== TO DO ==
In the material below, the lines containing the word "this" are required; copy each of them.

== EXTRACTED INFORMATION ==
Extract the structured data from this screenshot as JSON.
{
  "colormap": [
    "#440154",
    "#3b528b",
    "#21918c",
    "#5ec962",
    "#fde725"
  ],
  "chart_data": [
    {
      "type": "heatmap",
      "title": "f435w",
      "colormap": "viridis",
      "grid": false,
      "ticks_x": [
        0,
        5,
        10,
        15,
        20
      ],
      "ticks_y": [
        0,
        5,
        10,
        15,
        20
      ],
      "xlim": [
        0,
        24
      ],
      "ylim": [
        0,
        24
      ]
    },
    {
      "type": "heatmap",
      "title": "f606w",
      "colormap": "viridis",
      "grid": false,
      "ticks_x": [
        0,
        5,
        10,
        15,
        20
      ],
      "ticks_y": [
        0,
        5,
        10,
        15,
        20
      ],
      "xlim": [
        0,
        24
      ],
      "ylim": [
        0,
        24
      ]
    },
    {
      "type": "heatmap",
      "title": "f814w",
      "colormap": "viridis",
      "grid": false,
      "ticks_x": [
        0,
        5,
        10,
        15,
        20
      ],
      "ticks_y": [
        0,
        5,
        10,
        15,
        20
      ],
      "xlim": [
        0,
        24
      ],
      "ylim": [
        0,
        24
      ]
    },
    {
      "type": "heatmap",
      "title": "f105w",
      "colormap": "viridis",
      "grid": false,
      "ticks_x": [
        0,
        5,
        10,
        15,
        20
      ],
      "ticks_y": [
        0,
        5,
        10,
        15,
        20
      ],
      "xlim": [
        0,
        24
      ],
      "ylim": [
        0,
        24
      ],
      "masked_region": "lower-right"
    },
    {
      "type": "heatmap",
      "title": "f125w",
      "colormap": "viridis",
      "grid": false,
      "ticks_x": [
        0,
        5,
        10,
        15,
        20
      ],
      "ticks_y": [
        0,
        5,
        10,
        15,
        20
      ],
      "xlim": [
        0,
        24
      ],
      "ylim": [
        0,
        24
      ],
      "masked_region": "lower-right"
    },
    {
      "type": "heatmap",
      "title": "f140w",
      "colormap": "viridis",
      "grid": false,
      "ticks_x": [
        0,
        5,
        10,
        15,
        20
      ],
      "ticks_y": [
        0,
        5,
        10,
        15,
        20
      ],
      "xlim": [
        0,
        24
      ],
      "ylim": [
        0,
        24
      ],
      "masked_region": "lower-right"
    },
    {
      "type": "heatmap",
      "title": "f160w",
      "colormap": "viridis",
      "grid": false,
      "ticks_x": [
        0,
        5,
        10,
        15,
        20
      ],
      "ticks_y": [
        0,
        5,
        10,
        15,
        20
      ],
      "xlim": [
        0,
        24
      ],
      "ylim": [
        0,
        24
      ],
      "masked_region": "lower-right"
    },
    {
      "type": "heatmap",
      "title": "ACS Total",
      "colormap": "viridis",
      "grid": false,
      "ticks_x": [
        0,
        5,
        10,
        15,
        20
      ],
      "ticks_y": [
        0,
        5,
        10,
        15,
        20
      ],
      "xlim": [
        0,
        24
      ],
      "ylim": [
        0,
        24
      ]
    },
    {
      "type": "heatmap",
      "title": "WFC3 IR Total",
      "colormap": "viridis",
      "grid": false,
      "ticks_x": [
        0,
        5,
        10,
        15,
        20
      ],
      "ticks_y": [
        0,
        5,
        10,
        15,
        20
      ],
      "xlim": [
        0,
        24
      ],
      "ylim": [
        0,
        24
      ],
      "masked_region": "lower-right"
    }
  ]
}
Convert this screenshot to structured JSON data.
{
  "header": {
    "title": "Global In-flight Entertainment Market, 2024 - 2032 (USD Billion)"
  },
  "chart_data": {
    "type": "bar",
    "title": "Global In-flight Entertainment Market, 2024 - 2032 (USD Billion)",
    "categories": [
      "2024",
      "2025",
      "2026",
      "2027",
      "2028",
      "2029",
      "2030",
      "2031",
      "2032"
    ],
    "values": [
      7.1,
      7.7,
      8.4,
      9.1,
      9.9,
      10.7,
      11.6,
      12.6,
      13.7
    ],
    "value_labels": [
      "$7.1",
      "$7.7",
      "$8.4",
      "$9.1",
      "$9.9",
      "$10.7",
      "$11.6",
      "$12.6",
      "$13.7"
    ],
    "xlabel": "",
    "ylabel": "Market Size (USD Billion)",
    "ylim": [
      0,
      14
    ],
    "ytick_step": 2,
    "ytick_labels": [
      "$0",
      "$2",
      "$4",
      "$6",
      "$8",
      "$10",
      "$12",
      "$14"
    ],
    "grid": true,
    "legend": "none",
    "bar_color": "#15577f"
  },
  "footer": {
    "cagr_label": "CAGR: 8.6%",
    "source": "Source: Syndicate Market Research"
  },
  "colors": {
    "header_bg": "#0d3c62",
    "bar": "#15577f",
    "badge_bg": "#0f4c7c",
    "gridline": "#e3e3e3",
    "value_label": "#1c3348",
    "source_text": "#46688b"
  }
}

== ANSWER TO THE PROBLEM ==
Extract the structured data from this screenshot as JSON.
Convert this screenshot to structured JSON data.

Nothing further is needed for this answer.